__Exercise task__. Check each line of the data for "loads" and select those that have it.
-- START Supplied material --
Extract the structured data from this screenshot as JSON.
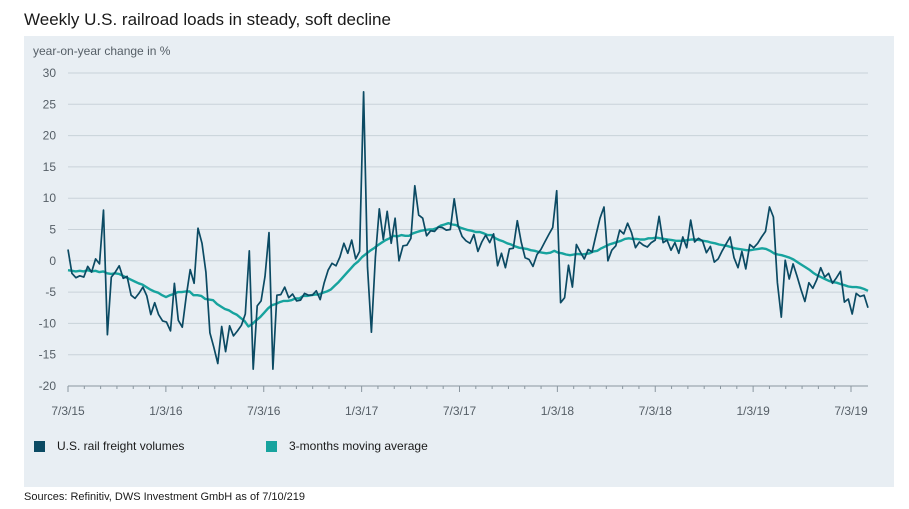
{
  "title": "Weekly U.S. railroad loads in steady, soft decline",
  "source": "Sources: Refinitiv, DWS Investment GmbH as of 7/10/219",
  "colors": {
    "volumes": "#0b4a63",
    "average": "#17a39e",
    "panel": "#e8eef3",
    "grid": "#c9d2d9"
  },
  "chart_data": {
    "type": "line",
    "title": "Weekly U.S. railroad loads in steady, soft decline",
    "ylabel": "year-on-year change in %",
    "xlabel": "",
    "ylim": [
      -20,
      30
    ],
    "yticks": [
      30,
      25,
      20,
      15,
      10,
      5,
      0,
      -5,
      -10,
      -15,
      -20
    ],
    "xticks": [
      "7/3/15",
      "1/3/16",
      "7/3/16",
      "1/3/17",
      "7/3/17",
      "1/3/18",
      "7/3/18",
      "1/3/19",
      "7/3/19"
    ],
    "x_start": "7/3/15",
    "x_end": "7/3/19",
    "legend_position": "bottom-left",
    "grid": true,
    "series": [
      {
        "name": "U.S. rail freight volumes",
        "color": "#0b4a63",
        "values": [
          1.8,
          -2.0,
          -2.7,
          -2.4,
          -2.6,
          -0.9,
          -1.8,
          0.3,
          -0.5,
          8.1,
          -11.8,
          -2.6,
          -1.8,
          -0.8,
          -2.8,
          -2.5,
          -5.5,
          -6.0,
          -5.2,
          -4.2,
          -5.6,
          -8.6,
          -6.7,
          -8.6,
          -9.6,
          -9.8,
          -11.2,
          -3.6,
          -9.5,
          -10.6,
          -5.7,
          -1.4,
          -3.6,
          5.2,
          2.8,
          -1.8,
          -11.5,
          -13.8,
          -16.4,
          -10.5,
          -14.5,
          -10.4,
          -12.0,
          -11.2,
          -10.3,
          -8.5,
          1.6,
          -17.3,
          -7.2,
          -6.4,
          -2.5,
          4.5,
          -17.3,
          -5.5,
          -5.4,
          -4.2,
          -5.9,
          -5.3,
          -6.4,
          -6.3,
          -5.2,
          -5.5,
          -5.5,
          -4.8,
          -6.2,
          -3.5,
          -1.5,
          -0.4,
          -0.8,
          0.6,
          2.8,
          1.2,
          3.3,
          0.3,
          1.5,
          27.0,
          -1.0,
          -11.4,
          0.6,
          8.3,
          3.4,
          7.9,
          2.8,
          6.8,
          0.0,
          2.4,
          2.5,
          3.6,
          12.0,
          7.3,
          6.8,
          4.0,
          4.8,
          4.7,
          5.4,
          5.3,
          4.9,
          5.0,
          9.9,
          5.6,
          3.9,
          3.2,
          2.8,
          4.2,
          1.5,
          3.0,
          4.1,
          2.9,
          4.3,
          -0.8,
          1.2,
          -1.1,
          1.9,
          2.0,
          6.4,
          3.0,
          0.5,
          0.2,
          -0.9,
          1.0,
          1.8,
          3.0,
          4.2,
          5.3,
          11.2,
          -6.7,
          -5.9,
          -0.7,
          -4.2,
          2.6,
          1.4,
          0.3,
          1.8,
          1.4,
          4.2,
          6.8,
          8.6,
          0.0,
          1.7,
          2.4,
          4.9,
          4.3,
          6.0,
          4.5,
          2.1,
          3.0,
          2.5,
          2.2,
          2.9,
          3.3,
          7.1,
          2.9,
          3.3,
          1.7,
          2.9,
          1.2,
          3.8,
          2.1,
          6.5,
          3.0,
          3.6,
          3.2,
          1.3,
          2.3,
          -0.2,
          0.3,
          1.6,
          2.7,
          3.8,
          0.5,
          -1.1,
          1.5,
          -1.3,
          2.6,
          2.1,
          2.8,
          3.8,
          4.7,
          8.6,
          7.0,
          -3.5,
          -9.0,
          0.1,
          -2.9,
          -0.5,
          -2.5,
          -4.6,
          -6.5,
          -3.5,
          -4.4,
          -3.0,
          -1.1,
          -2.6,
          -2.0,
          -3.6,
          -2.7,
          -1.7,
          -6.6,
          -6.1,
          -8.5,
          -5.2,
          -5.7,
          -5.5,
          -7.5
        ]
      },
      {
        "name": "3-months moving average",
        "color": "#17a39e",
        "values": [
          -1.5,
          -1.6,
          -1.7,
          -1.6,
          -1.7,
          -1.5,
          -1.7,
          -1.6,
          -1.8,
          -1.7,
          -2.0,
          -2.1,
          -2.0,
          -2.1,
          -2.4,
          -2.7,
          -3.0,
          -3.3,
          -3.6,
          -3.8,
          -4.2,
          -4.6,
          -4.9,
          -5.1,
          -5.5,
          -5.8,
          -5.5,
          -5.3,
          -5.0,
          -5.0,
          -4.9,
          -4.9,
          -5.5,
          -5.5,
          -5.6,
          -6.1,
          -6.2,
          -6.3,
          -6.9,
          -7.3,
          -7.7,
          -7.9,
          -8.3,
          -8.6,
          -9.1,
          -9.6,
          -10.5,
          -10.1,
          -9.5,
          -9.0,
          -8.3,
          -7.6,
          -7.1,
          -6.9,
          -6.6,
          -6.4,
          -6.4,
          -6.3,
          -6.0,
          -6.0,
          -5.6,
          -5.6,
          -5.5,
          -5.4,
          -5.4,
          -5.1,
          -4.9,
          -4.6,
          -4.0,
          -3.4,
          -2.7,
          -2.0,
          -1.3,
          -0.6,
          -0.1,
          0.6,
          1.1,
          1.6,
          2.0,
          2.5,
          2.9,
          3.3,
          3.6,
          4.0,
          3.9,
          4.1,
          4.0,
          4.0,
          4.4,
          4.6,
          4.8,
          4.9,
          5.0,
          5.0,
          5.2,
          5.6,
          5.8,
          6.0,
          5.8,
          5.7,
          5.3,
          5.1,
          4.9,
          4.8,
          4.6,
          4.6,
          4.4,
          4.1,
          4.1,
          3.6,
          3.3,
          3.1,
          2.8,
          2.6,
          2.3,
          2.1,
          2.0,
          1.9,
          1.7,
          1.6,
          1.4,
          1.3,
          1.2,
          1.3,
          1.6,
          1.3,
          1.2,
          1.0,
          0.9,
          1.0,
          1.1,
          1.0,
          1.1,
          1.2,
          1.5,
          1.6,
          2.0,
          2.3,
          2.6,
          2.8,
          3.0,
          3.2,
          3.5,
          3.6,
          3.5,
          3.5,
          3.4,
          3.4,
          3.6,
          3.6,
          3.7,
          3.6,
          3.5,
          3.4,
          3.3,
          3.2,
          3.2,
          3.2,
          3.3,
          3.4,
          3.4,
          3.3,
          3.2,
          3.1,
          2.9,
          2.8,
          2.6,
          2.5,
          2.4,
          2.2,
          2.0,
          1.9,
          1.8,
          1.7,
          1.7,
          1.8,
          1.9,
          2.0,
          1.9,
          1.6,
          1.2,
          1.0,
          0.9,
          0.7,
          0.5,
          0.2,
          -0.2,
          -0.6,
          -1.0,
          -1.4,
          -1.9,
          -2.3,
          -2.6,
          -2.9,
          -3.2,
          -3.4,
          -3.5,
          -3.7,
          -3.9,
          -4.1,
          -4.2,
          -4.2,
          -4.3,
          -4.5,
          -4.8
        ]
      }
    ]
  }
}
-- END Supplied material --
__Result of the task__.
  "title": "Weekly U.S. railroad loads in steady, soft decline",
    "title": "Weekly U.S. railroad loads in steady, soft decline",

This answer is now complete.